[Stored items]
○ ○ ○ ○ ○

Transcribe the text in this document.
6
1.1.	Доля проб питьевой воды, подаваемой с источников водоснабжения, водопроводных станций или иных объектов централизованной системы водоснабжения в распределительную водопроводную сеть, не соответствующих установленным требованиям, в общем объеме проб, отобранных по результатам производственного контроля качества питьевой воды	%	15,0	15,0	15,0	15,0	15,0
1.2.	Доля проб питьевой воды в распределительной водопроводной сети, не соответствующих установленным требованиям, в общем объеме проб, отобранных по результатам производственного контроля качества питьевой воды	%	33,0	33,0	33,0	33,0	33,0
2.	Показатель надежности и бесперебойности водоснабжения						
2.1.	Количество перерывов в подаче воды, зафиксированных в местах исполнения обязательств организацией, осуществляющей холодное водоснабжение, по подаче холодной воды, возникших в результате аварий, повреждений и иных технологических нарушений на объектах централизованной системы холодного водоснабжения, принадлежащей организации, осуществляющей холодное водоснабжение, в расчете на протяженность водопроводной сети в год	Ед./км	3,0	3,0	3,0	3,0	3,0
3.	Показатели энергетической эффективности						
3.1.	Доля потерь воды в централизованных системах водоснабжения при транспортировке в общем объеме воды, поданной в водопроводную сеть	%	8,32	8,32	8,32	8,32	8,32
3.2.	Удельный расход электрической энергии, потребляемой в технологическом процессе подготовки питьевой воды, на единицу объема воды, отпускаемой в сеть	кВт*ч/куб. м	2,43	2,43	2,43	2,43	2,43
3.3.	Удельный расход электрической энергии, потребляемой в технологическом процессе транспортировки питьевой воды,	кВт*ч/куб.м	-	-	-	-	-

○ ○ ○ ○ ○

Lines that hold the word "объеме" are the ones to return, every one of them.

RESPONSE TO THIS TASK:
1.1.	Доля проб питьевой воды, подаваемой с источников водоснабжения, водопроводных станций или иных объектов централизованной системы водоснабжения в распределительную водопроводную сеть, не соответствующих установленным требованиям, в общем объеме проб, отобранных по результатам производственного контроля качества питьевой воды	%	15,0	15,0	15,0	15,0	15,0
1.2.	Доля проб питьевой воды в распределительной водопроводной сети, не соответствующих установленным требованиям, в общем объеме проб, отобранных по результатам производственного контроля качества питьевой воды	%	33,0	33,0	33,0	33,0	33,0
3.1.	Доля потерь воды в централизованных системах водоснабжения при транспортировке в общем объеме воды, поданной в водопроводную сеть	%	8,32	8,32	8,32	8,32	8,32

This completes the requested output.